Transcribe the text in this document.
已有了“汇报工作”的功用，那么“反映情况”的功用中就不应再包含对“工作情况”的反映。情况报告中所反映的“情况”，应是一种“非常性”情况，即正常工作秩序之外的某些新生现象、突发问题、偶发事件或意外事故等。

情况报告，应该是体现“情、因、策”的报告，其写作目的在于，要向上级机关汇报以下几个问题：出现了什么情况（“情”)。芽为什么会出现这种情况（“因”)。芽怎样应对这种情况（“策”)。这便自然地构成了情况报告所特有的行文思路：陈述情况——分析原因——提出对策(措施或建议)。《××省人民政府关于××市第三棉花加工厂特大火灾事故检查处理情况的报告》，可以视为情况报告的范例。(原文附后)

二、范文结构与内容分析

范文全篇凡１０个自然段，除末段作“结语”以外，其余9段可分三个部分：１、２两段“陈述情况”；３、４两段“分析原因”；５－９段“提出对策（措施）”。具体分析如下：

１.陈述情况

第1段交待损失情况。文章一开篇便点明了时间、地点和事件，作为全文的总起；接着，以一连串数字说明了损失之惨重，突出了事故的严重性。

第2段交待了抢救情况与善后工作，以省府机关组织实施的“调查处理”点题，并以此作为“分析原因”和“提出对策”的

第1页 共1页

************

■ WORK INSTRUCTIONS ■
Show every line from the listing above in which the string "提出对策" appears.

■ COMPLETE RESPONSE ■
情况报告，应该是体现“情、因、策”的报告，其写作目的在于，要向上级机关汇报以下几个问题：出现了什么情况（“情”)。芽为什么会出现这种情况（“因”)。芽怎样应对这种情况（“策”)。这便自然地构成了情况报告所特有的行文思路：陈述情况——分析原因——提出对策(措施或建议)。《××省人民政府关于××市第三棉花加工厂特大火灾事故检查处理情况的报告》，可以视为情况报告的范例。(原文附后)
范文全篇凡１０个自然段，除末段作“结语”以外，其余9段可分三个部分：１、２两段“陈述情况”；３、４两段“分析原因”；５－９段“提出对策（措施）”。具体分析如下：
第2段交待了抢救情况与善后工作，以省府机关组织实施的“调查处理”点题，并以此作为“分析原因”和“提出对策”的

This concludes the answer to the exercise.